**Material provided**
* begin *

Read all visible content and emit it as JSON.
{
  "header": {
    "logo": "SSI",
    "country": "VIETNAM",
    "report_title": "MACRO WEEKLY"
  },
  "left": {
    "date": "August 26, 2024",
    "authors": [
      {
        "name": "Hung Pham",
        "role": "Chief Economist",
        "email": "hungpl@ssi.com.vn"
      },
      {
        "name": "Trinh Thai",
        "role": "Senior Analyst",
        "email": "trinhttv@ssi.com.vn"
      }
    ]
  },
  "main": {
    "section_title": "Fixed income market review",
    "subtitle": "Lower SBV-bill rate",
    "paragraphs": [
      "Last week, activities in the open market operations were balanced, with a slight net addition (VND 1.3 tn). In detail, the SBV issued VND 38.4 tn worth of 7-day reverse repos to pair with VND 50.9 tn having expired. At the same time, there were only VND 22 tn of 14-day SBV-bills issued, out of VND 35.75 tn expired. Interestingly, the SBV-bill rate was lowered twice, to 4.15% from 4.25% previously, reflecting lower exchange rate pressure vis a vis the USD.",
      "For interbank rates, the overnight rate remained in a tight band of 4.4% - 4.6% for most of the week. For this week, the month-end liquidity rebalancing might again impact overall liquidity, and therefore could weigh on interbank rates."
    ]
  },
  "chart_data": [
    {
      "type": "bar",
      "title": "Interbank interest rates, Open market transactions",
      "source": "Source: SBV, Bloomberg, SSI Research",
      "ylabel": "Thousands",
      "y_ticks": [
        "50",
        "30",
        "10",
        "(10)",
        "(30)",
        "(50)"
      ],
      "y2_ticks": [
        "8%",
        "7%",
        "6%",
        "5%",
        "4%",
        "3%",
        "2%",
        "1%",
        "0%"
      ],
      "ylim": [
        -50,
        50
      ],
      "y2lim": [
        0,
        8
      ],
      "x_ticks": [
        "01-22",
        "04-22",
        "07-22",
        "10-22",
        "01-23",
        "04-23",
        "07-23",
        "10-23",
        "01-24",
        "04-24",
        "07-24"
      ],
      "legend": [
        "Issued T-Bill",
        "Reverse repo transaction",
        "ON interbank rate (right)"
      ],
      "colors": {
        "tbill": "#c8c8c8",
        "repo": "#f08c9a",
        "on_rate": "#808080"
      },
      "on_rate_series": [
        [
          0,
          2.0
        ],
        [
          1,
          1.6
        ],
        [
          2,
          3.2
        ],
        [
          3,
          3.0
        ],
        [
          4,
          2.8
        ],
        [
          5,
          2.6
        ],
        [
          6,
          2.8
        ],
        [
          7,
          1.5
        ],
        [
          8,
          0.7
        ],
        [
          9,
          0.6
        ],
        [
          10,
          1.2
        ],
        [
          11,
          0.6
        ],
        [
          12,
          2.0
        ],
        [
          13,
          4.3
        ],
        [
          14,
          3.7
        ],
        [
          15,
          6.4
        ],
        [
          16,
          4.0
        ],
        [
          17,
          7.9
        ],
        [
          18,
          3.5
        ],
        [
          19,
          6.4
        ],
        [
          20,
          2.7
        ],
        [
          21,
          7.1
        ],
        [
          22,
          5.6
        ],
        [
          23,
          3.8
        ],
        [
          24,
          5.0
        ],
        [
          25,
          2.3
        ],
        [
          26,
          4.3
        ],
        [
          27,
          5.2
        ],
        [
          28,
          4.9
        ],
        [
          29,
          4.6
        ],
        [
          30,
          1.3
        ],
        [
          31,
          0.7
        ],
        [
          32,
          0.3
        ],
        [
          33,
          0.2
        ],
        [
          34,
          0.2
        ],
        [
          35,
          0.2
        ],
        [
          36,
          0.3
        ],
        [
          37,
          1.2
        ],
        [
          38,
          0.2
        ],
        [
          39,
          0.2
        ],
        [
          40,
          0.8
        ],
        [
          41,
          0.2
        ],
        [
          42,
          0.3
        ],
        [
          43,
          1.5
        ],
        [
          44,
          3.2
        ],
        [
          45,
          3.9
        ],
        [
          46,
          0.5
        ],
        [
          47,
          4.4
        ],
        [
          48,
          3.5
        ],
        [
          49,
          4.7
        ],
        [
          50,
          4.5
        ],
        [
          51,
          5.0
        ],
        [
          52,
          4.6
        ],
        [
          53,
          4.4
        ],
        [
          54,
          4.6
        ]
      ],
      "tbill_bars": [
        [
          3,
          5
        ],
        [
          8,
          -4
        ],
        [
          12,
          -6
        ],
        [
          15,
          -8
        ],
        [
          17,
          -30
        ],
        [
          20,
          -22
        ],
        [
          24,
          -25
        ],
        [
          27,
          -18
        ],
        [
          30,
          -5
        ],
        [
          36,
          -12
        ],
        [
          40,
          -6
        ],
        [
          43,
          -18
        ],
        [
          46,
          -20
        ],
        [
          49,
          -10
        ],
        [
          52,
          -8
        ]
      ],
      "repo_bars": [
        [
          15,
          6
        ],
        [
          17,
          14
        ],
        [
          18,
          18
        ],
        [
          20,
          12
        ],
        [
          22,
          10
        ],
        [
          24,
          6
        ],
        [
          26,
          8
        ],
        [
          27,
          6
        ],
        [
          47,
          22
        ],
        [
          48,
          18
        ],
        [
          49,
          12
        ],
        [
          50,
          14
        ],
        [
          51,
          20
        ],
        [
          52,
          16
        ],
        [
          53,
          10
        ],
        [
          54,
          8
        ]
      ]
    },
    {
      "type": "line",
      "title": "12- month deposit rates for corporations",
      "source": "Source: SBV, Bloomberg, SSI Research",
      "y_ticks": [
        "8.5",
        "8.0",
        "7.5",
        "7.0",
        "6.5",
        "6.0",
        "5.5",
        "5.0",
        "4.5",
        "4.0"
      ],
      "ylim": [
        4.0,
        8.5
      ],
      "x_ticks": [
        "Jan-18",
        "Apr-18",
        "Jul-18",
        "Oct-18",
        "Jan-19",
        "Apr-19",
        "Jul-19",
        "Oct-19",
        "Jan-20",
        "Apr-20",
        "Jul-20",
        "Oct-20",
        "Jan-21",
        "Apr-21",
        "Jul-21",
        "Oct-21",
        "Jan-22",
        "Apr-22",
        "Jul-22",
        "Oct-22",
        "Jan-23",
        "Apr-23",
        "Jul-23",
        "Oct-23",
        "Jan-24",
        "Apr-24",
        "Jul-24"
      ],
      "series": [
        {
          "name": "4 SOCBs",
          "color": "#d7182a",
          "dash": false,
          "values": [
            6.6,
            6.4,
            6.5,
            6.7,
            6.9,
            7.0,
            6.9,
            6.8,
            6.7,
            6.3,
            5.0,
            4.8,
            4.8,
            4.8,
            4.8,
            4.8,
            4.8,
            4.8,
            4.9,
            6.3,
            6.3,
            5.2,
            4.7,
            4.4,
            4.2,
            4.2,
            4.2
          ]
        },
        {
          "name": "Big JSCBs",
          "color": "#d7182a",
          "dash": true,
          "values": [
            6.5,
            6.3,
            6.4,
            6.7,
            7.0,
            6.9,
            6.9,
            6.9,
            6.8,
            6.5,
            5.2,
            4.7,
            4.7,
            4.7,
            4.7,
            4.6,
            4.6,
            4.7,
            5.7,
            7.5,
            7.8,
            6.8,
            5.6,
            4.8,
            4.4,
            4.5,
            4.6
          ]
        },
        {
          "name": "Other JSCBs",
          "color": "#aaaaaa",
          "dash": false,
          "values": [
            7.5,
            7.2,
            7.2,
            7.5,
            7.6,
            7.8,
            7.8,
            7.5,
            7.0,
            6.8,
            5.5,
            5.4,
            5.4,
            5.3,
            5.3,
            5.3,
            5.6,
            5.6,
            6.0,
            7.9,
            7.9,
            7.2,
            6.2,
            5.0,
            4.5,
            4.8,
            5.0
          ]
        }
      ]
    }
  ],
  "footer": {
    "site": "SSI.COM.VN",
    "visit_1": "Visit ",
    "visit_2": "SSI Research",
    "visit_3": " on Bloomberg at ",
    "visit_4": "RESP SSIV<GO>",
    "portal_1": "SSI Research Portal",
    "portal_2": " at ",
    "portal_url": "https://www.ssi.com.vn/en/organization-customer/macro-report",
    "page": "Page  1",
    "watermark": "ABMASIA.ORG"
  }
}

* end *

**Problem requirements**
Using the listing above, list every line in which the string "market" occurs.

**Solution for this exercise**
    "section_title": "Fixed income market review",
      "Last week, activities in the open market operations were balanced, with a slight net addition (VND 1.3 tn). In detail, the SBV issued VND 38.4 tn worth of 7-day reverse repos to pair with VND 50.9 tn having expired. At the same time, there were only VND 22 tn of 14-day SBV-bills issued, out of VND 35.75 tn expired. Interestingly, the SBV-bill rate was lowered twice, to 4.15% from 4.25% previously, reflecting lower exchange rate pressure vis a vis the USD.",
      "title": "Interbank interest rates, Open market transactions",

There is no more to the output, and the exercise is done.